_GIVEN EXERCISE_. In the entries below, find every line holding the string "cause" and collect it.
◆ ◆ ◆ ◆ ◆
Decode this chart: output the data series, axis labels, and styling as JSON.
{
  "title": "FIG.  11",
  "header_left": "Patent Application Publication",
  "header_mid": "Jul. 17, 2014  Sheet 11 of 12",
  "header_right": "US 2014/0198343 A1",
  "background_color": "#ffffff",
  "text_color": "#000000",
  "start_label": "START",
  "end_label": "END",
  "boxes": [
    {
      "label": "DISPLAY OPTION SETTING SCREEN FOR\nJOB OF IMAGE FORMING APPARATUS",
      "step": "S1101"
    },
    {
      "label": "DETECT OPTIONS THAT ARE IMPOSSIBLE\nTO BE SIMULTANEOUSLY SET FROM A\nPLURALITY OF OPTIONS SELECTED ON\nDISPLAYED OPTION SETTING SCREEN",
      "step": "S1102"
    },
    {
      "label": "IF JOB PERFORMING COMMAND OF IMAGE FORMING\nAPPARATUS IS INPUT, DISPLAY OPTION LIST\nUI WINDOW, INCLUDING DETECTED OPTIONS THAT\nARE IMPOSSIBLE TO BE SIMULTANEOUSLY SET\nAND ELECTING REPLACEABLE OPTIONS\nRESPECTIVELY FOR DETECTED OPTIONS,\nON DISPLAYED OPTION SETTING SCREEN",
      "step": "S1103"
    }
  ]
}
◆ ◆ ◆ ◆ ◆
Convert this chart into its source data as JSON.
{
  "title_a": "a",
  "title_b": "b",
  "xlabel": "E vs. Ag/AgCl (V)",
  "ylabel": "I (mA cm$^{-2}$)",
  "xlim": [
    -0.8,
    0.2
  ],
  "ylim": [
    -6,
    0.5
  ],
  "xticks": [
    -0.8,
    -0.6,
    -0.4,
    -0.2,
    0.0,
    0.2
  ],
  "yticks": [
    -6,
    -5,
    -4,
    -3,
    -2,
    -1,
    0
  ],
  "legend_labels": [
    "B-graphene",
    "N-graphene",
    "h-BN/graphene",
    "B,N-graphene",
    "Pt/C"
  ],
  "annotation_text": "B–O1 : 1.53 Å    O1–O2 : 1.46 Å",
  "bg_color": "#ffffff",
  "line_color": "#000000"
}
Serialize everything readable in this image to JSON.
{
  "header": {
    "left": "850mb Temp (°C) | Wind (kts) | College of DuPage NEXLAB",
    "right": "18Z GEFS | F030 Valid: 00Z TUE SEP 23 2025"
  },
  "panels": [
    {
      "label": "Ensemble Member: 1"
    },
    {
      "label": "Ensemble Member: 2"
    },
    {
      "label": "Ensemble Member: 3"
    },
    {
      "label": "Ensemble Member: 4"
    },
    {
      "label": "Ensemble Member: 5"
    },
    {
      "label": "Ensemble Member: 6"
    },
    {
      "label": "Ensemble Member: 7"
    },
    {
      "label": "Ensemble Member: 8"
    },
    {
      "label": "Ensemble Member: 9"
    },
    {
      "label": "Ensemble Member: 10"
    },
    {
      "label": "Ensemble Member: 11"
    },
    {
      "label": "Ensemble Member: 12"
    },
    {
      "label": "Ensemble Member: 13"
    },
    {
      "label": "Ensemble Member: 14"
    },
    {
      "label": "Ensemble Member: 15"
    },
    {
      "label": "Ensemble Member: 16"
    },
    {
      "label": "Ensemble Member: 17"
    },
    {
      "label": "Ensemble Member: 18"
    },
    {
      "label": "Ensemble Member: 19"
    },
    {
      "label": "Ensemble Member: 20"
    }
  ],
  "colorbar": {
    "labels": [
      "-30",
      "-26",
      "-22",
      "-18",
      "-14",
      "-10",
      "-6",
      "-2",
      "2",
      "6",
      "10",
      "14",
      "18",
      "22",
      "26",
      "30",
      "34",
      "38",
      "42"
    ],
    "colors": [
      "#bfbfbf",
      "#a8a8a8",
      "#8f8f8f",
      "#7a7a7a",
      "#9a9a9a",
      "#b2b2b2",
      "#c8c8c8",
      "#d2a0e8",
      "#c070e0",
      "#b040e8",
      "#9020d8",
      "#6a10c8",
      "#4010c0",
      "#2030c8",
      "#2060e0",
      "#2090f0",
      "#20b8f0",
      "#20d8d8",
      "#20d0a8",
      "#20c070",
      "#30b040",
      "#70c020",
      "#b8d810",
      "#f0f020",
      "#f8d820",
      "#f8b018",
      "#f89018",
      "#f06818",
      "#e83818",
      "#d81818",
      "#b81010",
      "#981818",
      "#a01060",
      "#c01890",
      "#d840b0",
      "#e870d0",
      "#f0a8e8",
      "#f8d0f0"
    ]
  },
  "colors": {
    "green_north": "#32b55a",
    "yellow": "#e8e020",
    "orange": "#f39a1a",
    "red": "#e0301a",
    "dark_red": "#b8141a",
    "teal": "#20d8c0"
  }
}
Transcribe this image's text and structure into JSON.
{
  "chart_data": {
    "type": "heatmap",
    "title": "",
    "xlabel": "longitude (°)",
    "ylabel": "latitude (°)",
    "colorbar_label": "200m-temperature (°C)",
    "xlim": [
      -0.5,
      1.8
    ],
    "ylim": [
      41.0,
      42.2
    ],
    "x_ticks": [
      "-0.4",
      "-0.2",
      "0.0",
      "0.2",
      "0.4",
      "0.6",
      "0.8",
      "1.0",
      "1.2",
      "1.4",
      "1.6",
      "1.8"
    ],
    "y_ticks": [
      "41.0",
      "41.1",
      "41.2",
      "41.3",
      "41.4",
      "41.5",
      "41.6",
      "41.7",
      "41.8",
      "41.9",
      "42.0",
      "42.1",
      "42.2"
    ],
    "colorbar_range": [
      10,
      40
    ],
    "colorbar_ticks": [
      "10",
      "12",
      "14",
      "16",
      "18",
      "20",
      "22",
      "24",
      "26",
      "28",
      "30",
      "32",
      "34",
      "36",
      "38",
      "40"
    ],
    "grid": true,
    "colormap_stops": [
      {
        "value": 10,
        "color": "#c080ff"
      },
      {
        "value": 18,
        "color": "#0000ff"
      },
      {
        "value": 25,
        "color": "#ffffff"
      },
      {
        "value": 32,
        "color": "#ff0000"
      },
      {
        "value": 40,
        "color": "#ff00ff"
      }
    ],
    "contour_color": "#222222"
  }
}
◆ ◆ ◆ ◆ ◆
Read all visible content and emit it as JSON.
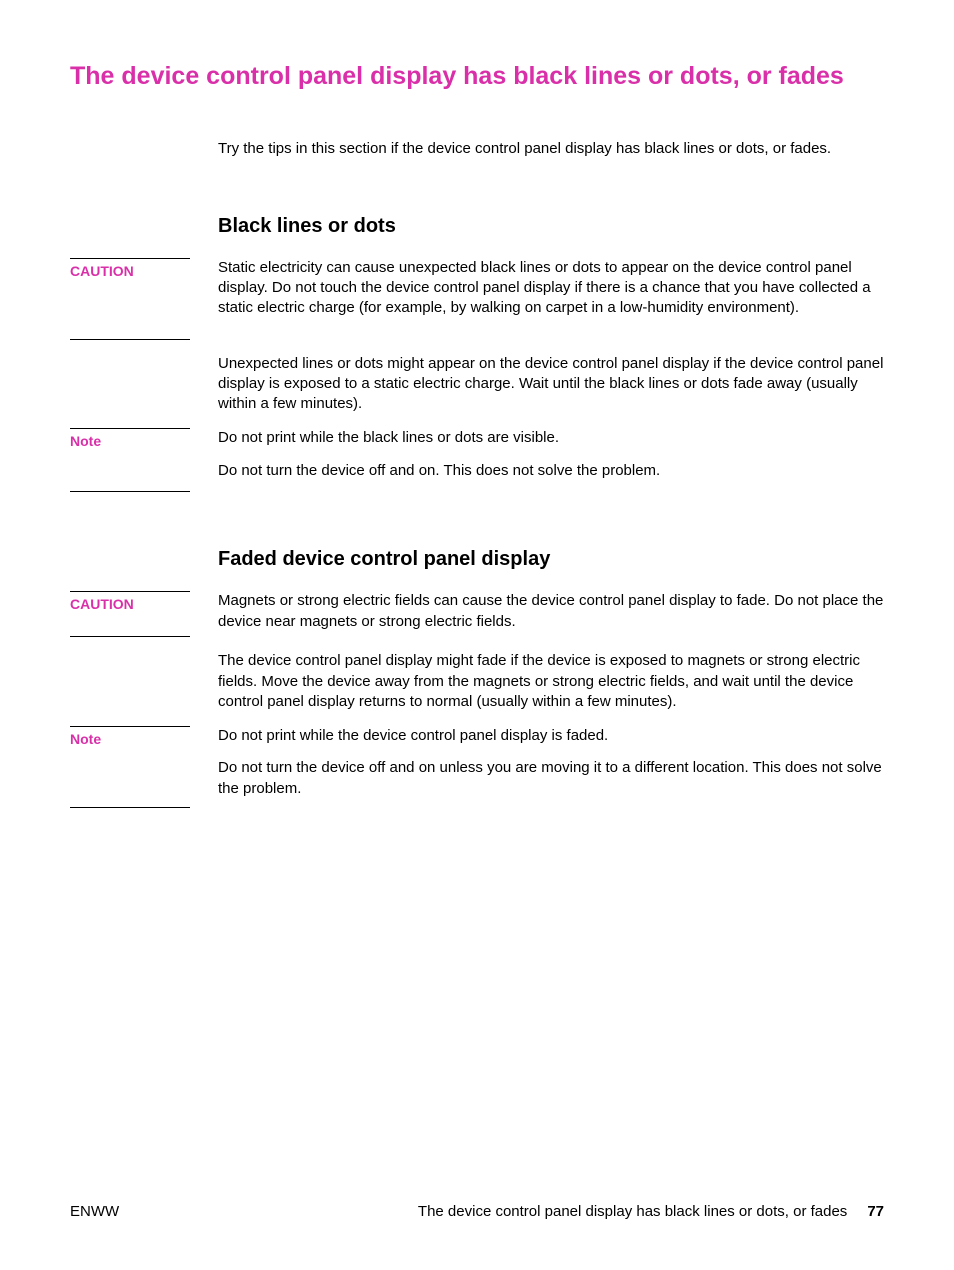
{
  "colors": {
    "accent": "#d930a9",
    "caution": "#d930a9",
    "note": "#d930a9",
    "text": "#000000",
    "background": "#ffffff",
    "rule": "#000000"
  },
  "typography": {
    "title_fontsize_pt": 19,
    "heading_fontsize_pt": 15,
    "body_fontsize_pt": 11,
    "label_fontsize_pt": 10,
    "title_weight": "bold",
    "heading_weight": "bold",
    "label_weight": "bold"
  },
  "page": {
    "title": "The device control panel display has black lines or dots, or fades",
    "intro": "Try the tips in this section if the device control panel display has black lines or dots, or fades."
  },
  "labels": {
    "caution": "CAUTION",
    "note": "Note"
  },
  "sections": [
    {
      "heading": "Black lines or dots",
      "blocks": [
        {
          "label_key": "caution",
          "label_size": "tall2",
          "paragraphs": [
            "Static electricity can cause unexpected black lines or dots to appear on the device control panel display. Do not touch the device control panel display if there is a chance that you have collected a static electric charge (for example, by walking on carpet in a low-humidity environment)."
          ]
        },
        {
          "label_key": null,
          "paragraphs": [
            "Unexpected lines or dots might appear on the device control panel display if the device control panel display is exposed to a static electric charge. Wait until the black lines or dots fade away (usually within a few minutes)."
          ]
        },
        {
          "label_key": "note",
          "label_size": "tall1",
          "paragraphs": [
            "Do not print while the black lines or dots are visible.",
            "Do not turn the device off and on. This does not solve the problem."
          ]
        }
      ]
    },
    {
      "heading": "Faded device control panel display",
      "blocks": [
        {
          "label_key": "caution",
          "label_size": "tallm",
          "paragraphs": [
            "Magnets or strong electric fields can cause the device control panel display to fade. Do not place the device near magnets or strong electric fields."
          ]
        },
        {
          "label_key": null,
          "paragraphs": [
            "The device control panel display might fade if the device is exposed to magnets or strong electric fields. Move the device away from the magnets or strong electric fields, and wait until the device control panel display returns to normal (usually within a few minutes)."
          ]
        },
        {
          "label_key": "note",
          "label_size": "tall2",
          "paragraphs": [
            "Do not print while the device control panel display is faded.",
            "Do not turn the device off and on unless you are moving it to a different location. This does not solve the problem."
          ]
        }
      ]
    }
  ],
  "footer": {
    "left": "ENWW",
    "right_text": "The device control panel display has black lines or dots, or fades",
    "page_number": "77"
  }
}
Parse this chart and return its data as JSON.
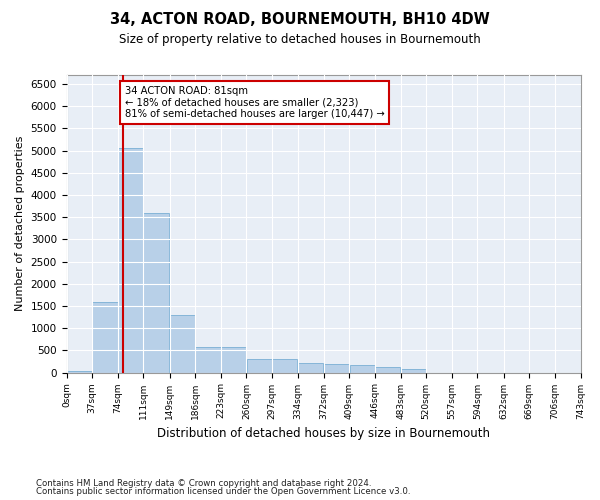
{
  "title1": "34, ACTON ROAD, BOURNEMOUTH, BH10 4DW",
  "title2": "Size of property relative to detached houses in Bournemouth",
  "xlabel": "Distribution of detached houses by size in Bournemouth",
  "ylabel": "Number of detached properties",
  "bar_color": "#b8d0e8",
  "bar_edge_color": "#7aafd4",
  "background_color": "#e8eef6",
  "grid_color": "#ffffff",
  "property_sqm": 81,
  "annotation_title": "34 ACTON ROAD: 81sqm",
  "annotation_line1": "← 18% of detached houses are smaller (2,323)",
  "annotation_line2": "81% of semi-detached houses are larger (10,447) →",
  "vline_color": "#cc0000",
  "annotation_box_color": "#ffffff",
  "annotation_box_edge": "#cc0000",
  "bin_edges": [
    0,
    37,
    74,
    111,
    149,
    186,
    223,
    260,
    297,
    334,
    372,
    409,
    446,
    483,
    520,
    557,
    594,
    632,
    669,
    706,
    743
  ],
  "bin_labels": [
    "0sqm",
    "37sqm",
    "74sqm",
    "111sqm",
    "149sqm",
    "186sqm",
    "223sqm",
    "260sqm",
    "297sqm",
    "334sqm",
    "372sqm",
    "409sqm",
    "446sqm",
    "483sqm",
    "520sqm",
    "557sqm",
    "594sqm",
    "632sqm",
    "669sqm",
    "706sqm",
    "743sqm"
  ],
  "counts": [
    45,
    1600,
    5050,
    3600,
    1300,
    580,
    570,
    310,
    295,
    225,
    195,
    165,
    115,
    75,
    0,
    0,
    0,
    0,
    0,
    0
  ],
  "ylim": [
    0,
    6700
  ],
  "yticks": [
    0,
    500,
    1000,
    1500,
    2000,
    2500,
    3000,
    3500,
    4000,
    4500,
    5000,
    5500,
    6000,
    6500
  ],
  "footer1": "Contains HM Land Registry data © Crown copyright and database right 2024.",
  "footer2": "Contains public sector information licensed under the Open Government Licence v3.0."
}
◆ ◆ ◆ ◆ ◆
_EXERCISE RESPONSE_.
            "Static electricity can cause unexpected black lines or dots to appear on the device control panel display. Do not touch the device control panel display if there is a chance that you have collected a static electric charge (for example, by walking on carpet in a low-humidity environment)."
            "Magnets or strong electric fields can cause the device control panel display to fade. Do not place the device near magnets or strong electric fields."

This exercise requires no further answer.